## Data entries
Start
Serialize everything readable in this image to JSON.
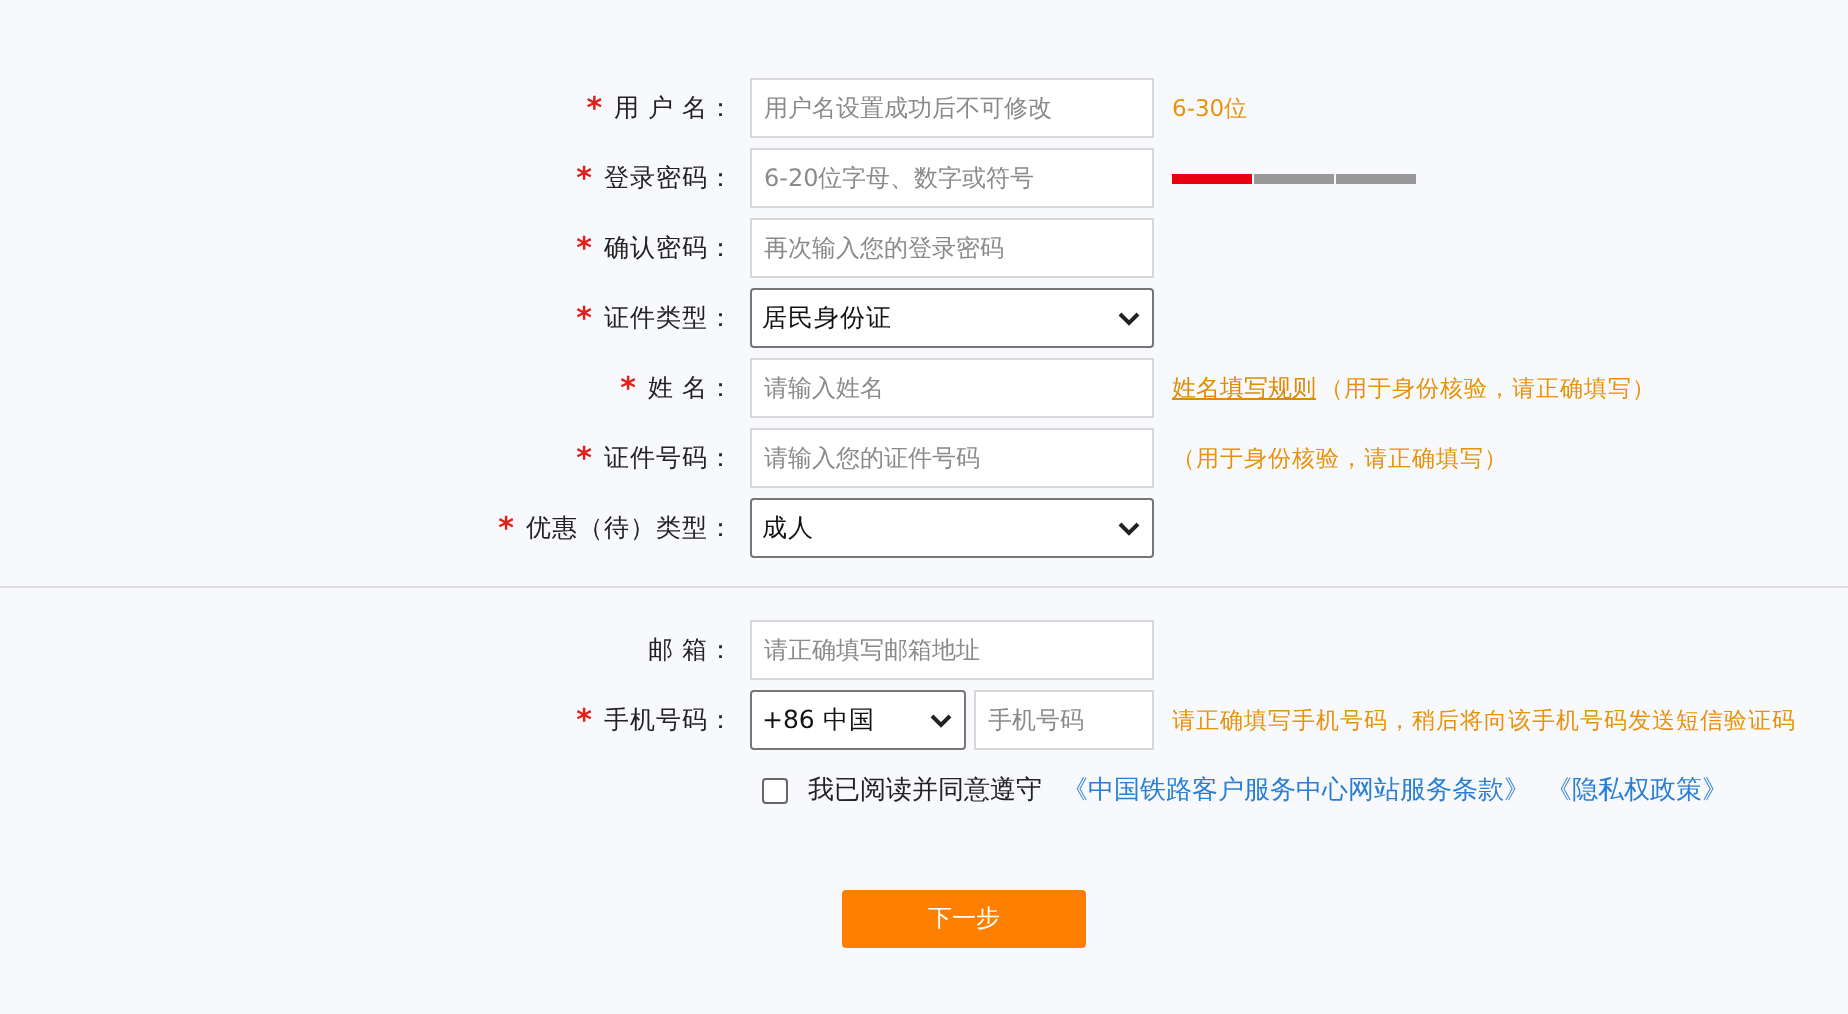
{
  "sections": [
    {
      "rows": [
        {
          "kind": "input",
          "asterisk": "*",
          "label": "用 户 名：",
          "placeholder": "用户名设置成功后不可修改",
          "hint": "6-30位"
        },
        {
          "kind": "input",
          "asterisk": "*",
          "label": "登录密码：",
          "placeholder": "6-20位字母、数字或符号",
          "strength": {
            "level": 0.33
          }
        },
        {
          "kind": "input",
          "asterisk": "*",
          "label": "确认密码：",
          "placeholder": "再次输入您的登录密码"
        },
        {
          "kind": "select",
          "asterisk": "*",
          "label": "证件类型：",
          "value": "居民身份证"
        },
        {
          "kind": "input",
          "asterisk": "*",
          "label": "姓 名：",
          "placeholder": "请输入姓名",
          "link": "姓名填写规则",
          "hint": "（用于身份核验，请正确填写）"
        },
        {
          "kind": "input",
          "asterisk": "*",
          "label": "证件号码：",
          "placeholder": "请输入您的证件号码",
          "hint": "（用于身份核验，请正确填写）"
        },
        {
          "kind": "select",
          "asterisk": "*",
          "label": "优惠（待）类型：",
          "value": "成人"
        }
      ]
    },
    {
      "rows": [
        {
          "kind": "input",
          "label": "邮 箱：",
          "placeholder": "请正确填写邮箱地址"
        },
        {
          "kind": "phone",
          "asterisk": "*",
          "label": "手机号码：",
          "value": "+86 中国",
          "placeholder": "手机号码",
          "hint": "请正确填写手机号码，稍后将向该手机号码发送短信验证码"
        }
      ]
    }
  ],
  "agreement": {
    "checked": false,
    "text": "我已阅读并同意遵守",
    "links": [
      "《中国铁路客户服务中心网站服务条款》",
      "《隐私权政策》"
    ]
  },
  "next_button": "下一步"
}
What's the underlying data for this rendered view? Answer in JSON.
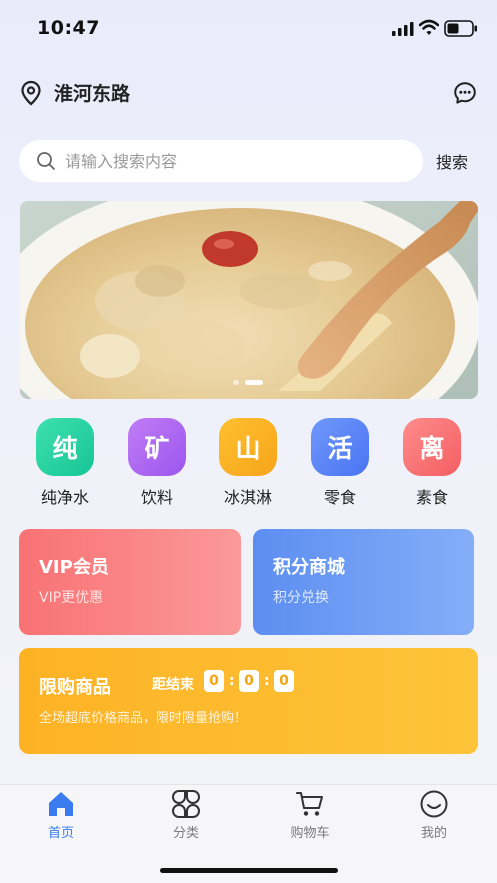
{
  "status_bar": {
    "time": "10:47"
  },
  "header": {
    "location": "淮河东路"
  },
  "search": {
    "placeholder": "请输入搜索内容",
    "button_label": "搜索"
  },
  "banner": {
    "slide_count": 2,
    "active_slide": 2
  },
  "categories": [
    {
      "glyph": "纯",
      "label": "纯净水",
      "color_from": "#3ee0b0",
      "color_to": "#17c596"
    },
    {
      "glyph": "矿",
      "label": "饮料",
      "color_from": "#c07df5",
      "color_to": "#9c55ee"
    },
    {
      "glyph": "山",
      "label": "冰淇淋",
      "color_from": "#fdc02f",
      "color_to": "#f7a41a"
    },
    {
      "glyph": "活",
      "label": "零食",
      "color_from": "#6f98fb",
      "color_to": "#4a74f2"
    },
    {
      "glyph": "离",
      "label": "素食",
      "color_from": "#ff8c8c",
      "color_to": "#f35e62"
    }
  ],
  "promo_cards": [
    {
      "title": "VIP会员",
      "subtitle": "VIP更优惠",
      "color_from": "#f97274",
      "color_to": "#fb9999"
    },
    {
      "title": "积分商城",
      "subtitle": "积分兑换",
      "color_from": "#5c8ef1",
      "color_to": "#85aef8"
    }
  ],
  "flash_sale": {
    "title": "限购商品",
    "countdown_label": "距结束",
    "countdown": [
      "0",
      "0",
      "0"
    ],
    "separator": ":",
    "subtitle": "全场超底价格商品，限时限量抢购！"
  },
  "tab_bar": [
    {
      "label": "首页",
      "icon": "home-icon",
      "active": true
    },
    {
      "label": "分类",
      "icon": "category-icon",
      "active": false
    },
    {
      "label": "购物车",
      "icon": "cart-icon",
      "active": false
    },
    {
      "label": "我的",
      "icon": "profile-icon",
      "active": false
    }
  ],
  "colors": {
    "accent": "#3a7bf0",
    "flash_bg": "#fdb224"
  }
}
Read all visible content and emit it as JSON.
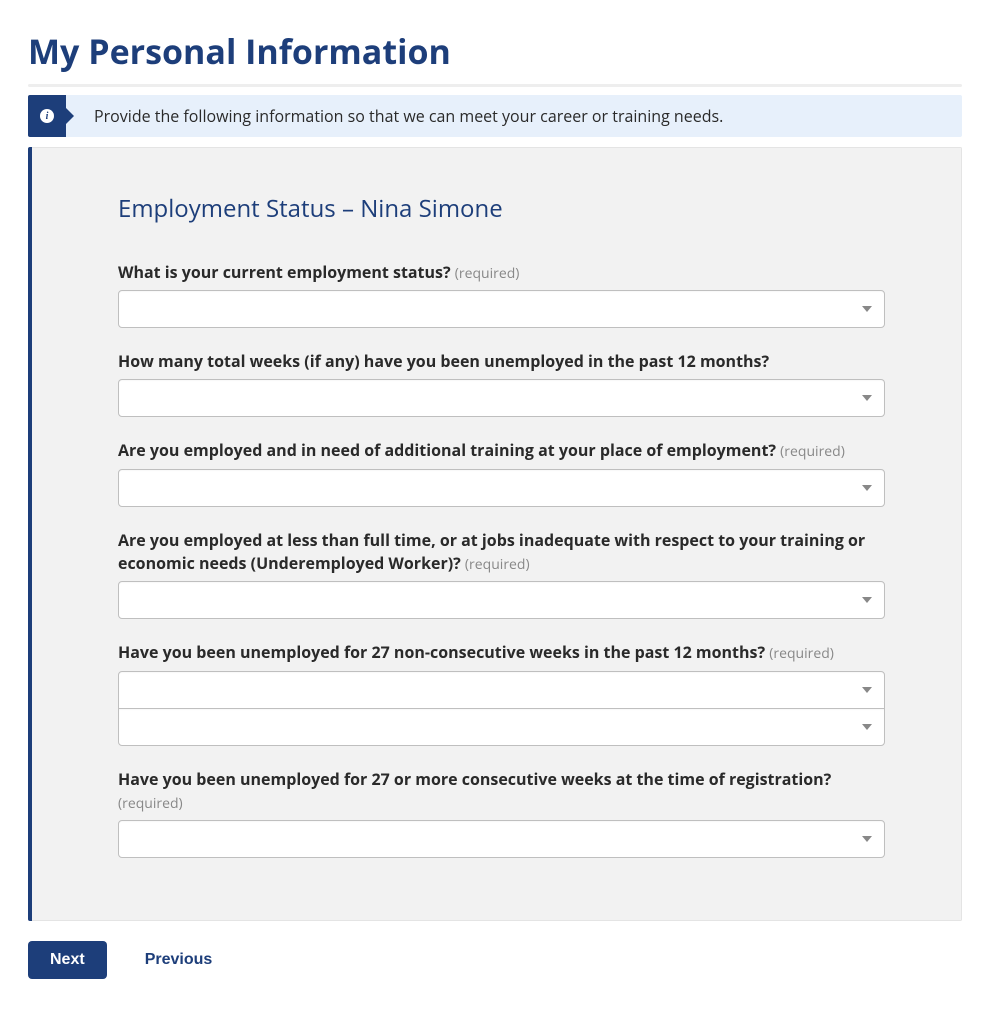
{
  "header": {
    "title": "My Personal Information",
    "banner": "Provide the following information so that we can meet your career or training needs."
  },
  "section": {
    "title": "Employment Status – Nina Simone"
  },
  "required_text": "(required)",
  "fields": {
    "status": {
      "label": "What is your current employment status?",
      "required": true,
      "value": ""
    },
    "weeks_total": {
      "label": "How many total weeks (if any) have you been unemployed in the past 12 months?",
      "required": false,
      "value": ""
    },
    "training": {
      "label": "Are you employed and in need of additional training at your place of employment?",
      "required": true,
      "value": ""
    },
    "underemployed": {
      "label": "Are you employed at less than full time, or at jobs inadequate with respect to your training or economic needs (Underemployed Worker)?",
      "required": true,
      "value": ""
    },
    "nonconsec27": {
      "label": "Have you been unemployed for 27 non-consecutive weeks in the past 12 months?",
      "required": true,
      "value1": "",
      "value2": ""
    },
    "consec27": {
      "label": "Have you been unemployed for 27 or more consecutive weeks at the time of registration?",
      "required": true,
      "value": ""
    }
  },
  "buttons": {
    "next": "Next",
    "previous": "Previous"
  }
}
End
## PROMPT
Each line of the data is to be duplicated exactly; pictures stay out of the copy.

## FULL RESPONSE
Serialize everything readable in this image to JSON.
{
  "sections": [
    {
      "rows": [
        {
          "kind": "input",
          "asterisk": "*",
          "label": "用 户 名：",
          "placeholder": "用户名设置成功后不可修改",
          "hint": "6-30位"
        },
        {
          "kind": "input",
          "asterisk": "*",
          "label": "登录密码：",
          "placeholder": "6-20位字母、数字或符号",
          "strength": {
            "level": 0.33
          }
        },
        {
          "kind": "input",
          "asterisk": "*",
          "label": "确认密码：",
          "placeholder": "再次输入您的登录密码"
        },
        {
          "kind": "select",
          "asterisk": "*",
          "label": "证件类型：",
          "value": "居民身份证"
        },
        {
          "kind": "input",
          "asterisk": "*",
          "label": "姓 名：",
          "placeholder": "请输入姓名",
          "link": "姓名填写规则",
          "hint": "（用于身份核验，请正确填写）"
        },
        {
          "kind": "input",
          "asterisk": "*",
          "label": "证件号码：",
          "placeholder": "请输入您的证件号码",
          "hint": "（用于身份核验，请正确填写）"
        },
        {
          "kind": "select",
          "asterisk": "*",
          "label": "优惠（待）类型：",
          "value": "成人"
        }
      ]
    },
    {
      "rows": [
        {
          "kind": "input",
          "label": "邮 箱：",
          "placeholder": "请正确填写邮箱地址"
        },
        {
          "kind": "phone",
          "asterisk": "*",
          "label": "手机号码：",
          "value": "+86 中国",
          "placeholder": "手机号码",
          "hint": "请正确填写手机号码，稍后将向该手机号码发送短信验证码"
        }
      ]
    }
  ],
  "agreement": {
    "checked": false,
    "text": "我已阅读并同意遵守",
    "links": [
      "《中国铁路客户服务中心网站服务条款》",
      "《隐私权政策》"
    ]
  },
  "next_button": "下一步"
}
What's the underlying data for this rendered view? Answer in JSON.
{
  "status_bar": {
    "time": "10:47"
  },
  "header": {
    "location": "淮河东路"
  },
  "search": {
    "placeholder": "请输入搜索内容",
    "button_label": "搜索"
  },
  "banner": {
    "slide_count": 2,
    "active_slide": 2
  },
  "categories": [
    {
      "glyph": "纯",
      "label": "纯净水",
      "color_from": "#3ee0b0",
      "color_to": "#17c596"
    },
    {
      "glyph": "矿",
      "label": "饮料",
      "color_from": "#c07df5",
      "color_to": "#9c55ee"
    },
    {
      "glyph": "山",
      "label": "冰淇淋",
      "color_from": "#fdc02f",
      "color_to": "#f7a41a"
    },
    {
      "glyph": "活",
      "label": "零食",
      "color_from": "#6f98fb",
      "color_to": "#4a74f2"
    },
    {
      "glyph": "离",
      "label": "素食",
      "color_from": "#ff8c8c",
      "color_to": "#f35e62"
    }
  ],
  "promo_cards": [
    {
      "title": "VIP会员",
      "subtitle": "VIP更优惠",
      "color_from": "#f97274",
      "color_to": "#fb9999"
    },
    {
      "title": "积分商城",
      "subtitle": "积分兑换",
      "color_from": "#5c8ef1",
      "color_to": "#85aef8"
    }
  ],
  "flash_sale": {
    "title": "限购商品",
    "countdown_label": "距结束",
    "countdown": [
      "0",
      "0",
      "0"
    ],
    "separator": ":",
    "subtitle": "全场超底价格商品，限时限量抢购！"
  },
  "tab_bar": [
    {
      "label": "首页",
      "icon": "home-icon",
      "active": true
    },
    {
      "label": "分类",
      "icon": "category-icon",
      "active": false
    },
    {
      "label": "购物车",
      "icon": "cart-icon",
      "active": false
    },
    {
      "label": "我的",
      "icon": "profile-icon",
      "active": false
    }
  ],
  "colors": {
    "accent": "#3a7bf0",
    "flash_bg": "#fdb224"
  }
}
Read all visible content and emit it as JSON.
{
  "header": {
    "title": "My Personal Information",
    "banner": "Provide the following information so that we can meet your career or training needs."
  },
  "section": {
    "title": "Employment Status – Nina Simone"
  },
  "required_text": "(required)",
  "fields": {
    "status": {
      "label": "What is your current employment status?",
      "required": true,
      "value": ""
    },
    "weeks_total": {
      "label": "How many total weeks (if any) have you been unemployed in the past 12 months?",
      "required": false,
      "value": ""
    },
    "training": {
      "label": "Are you employed and in need of additional training at your place of employment?",
      "required": true,
      "value": ""
    },
    "underemployed": {
      "label": "Are you employed at less than full time, or at jobs inadequate with respect to your training or economic needs (Underemployed Worker)?",
      "required": true,
      "value": ""
    },
    "nonconsec27": {
      "label": "Have you been unemployed for 27 non-consecutive weeks in the past 12 months?",
      "required": true,
      "value1": "",
      "value2": ""
    },
    "consec27": {
      "label": "Have you been unemployed for 27 or more consecutive weeks at the time of registration?",
      "required": true,
      "value": ""
    }
  },
  "buttons": {
    "next": "Next",
    "previous": "Previous"
  }
}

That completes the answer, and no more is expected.